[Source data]
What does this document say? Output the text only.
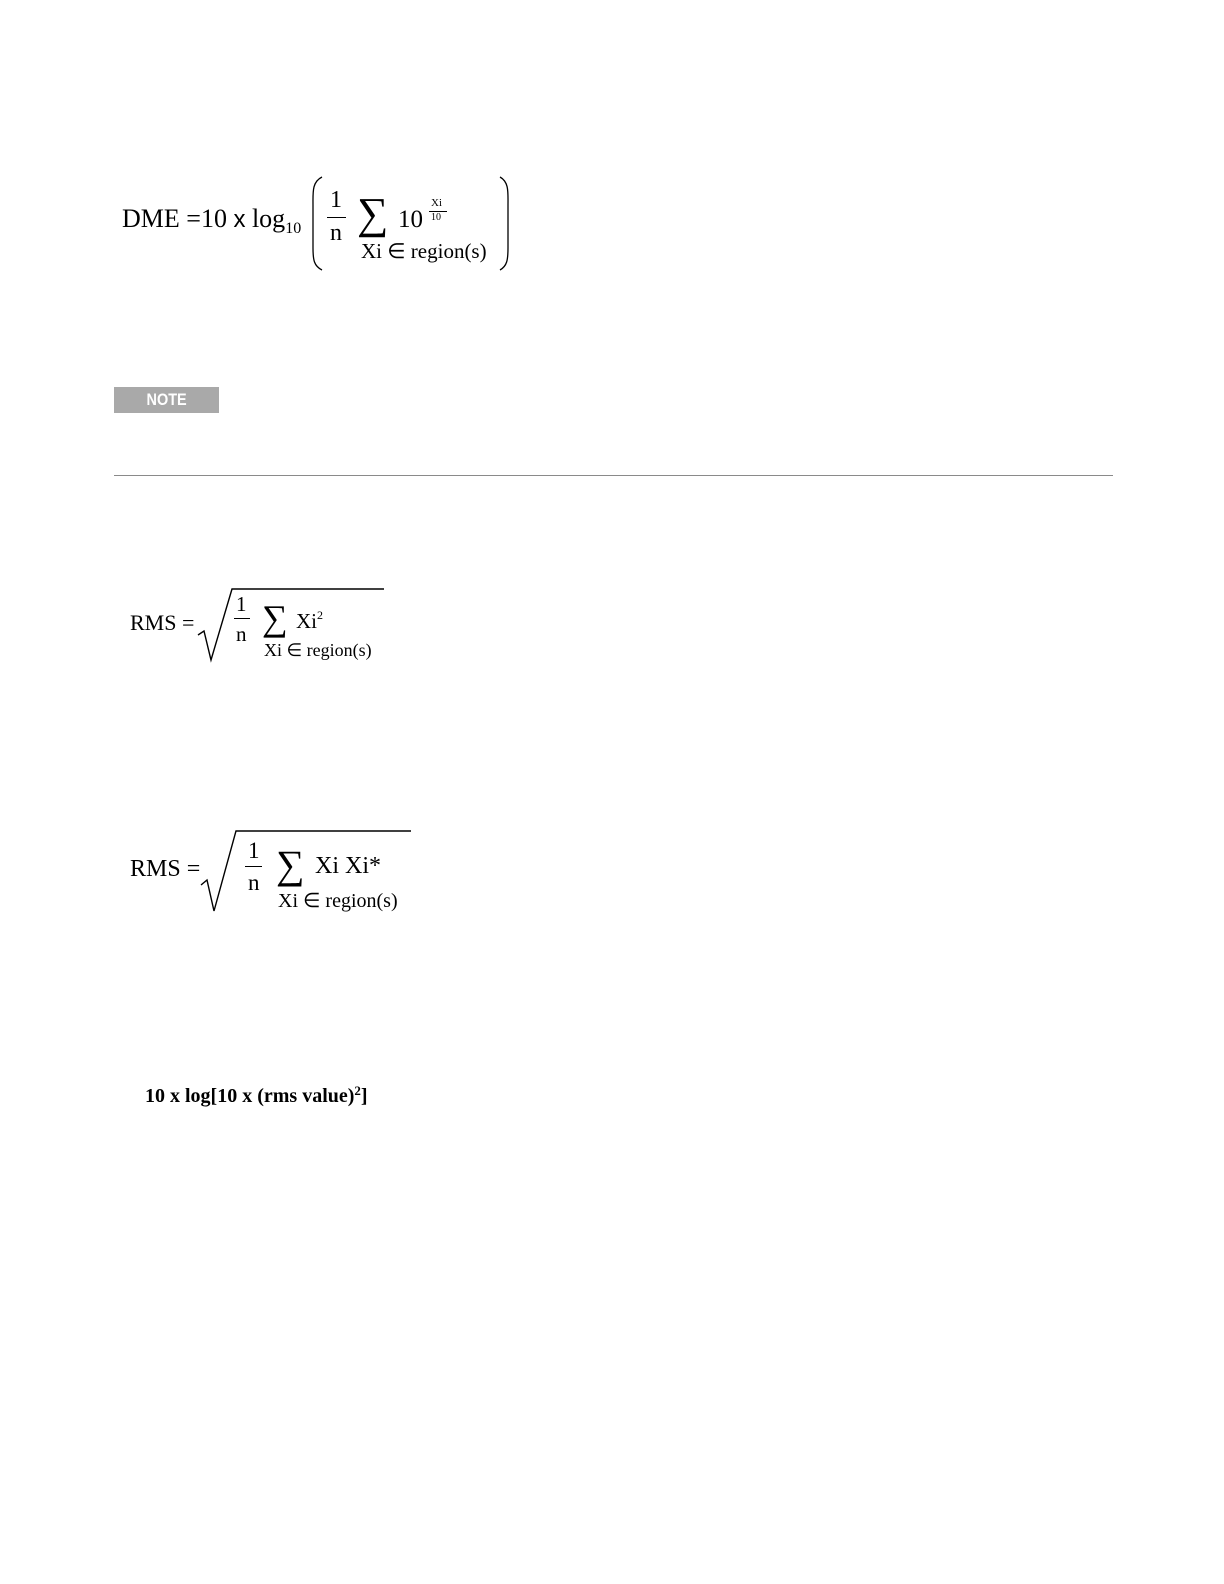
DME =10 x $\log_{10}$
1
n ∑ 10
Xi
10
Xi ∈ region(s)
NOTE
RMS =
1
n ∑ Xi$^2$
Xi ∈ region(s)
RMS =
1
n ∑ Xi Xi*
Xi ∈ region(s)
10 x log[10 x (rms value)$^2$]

- _Exercise description_: Make an exact copy of the records above, with the pictures left out.

- _Correct result_:
What does this document say? Output the text only.
DME =10 x $\log_{10}$
1
n ∑ 10
Xi
10
Xi ∈ region(s)
NOTE
RMS =
1
n ∑ Xi$^2$
Xi ∈ region(s)
RMS =
1
n ∑ Xi Xi*
Xi ∈ region(s)
10 x log[10 x (rms value)$^2$]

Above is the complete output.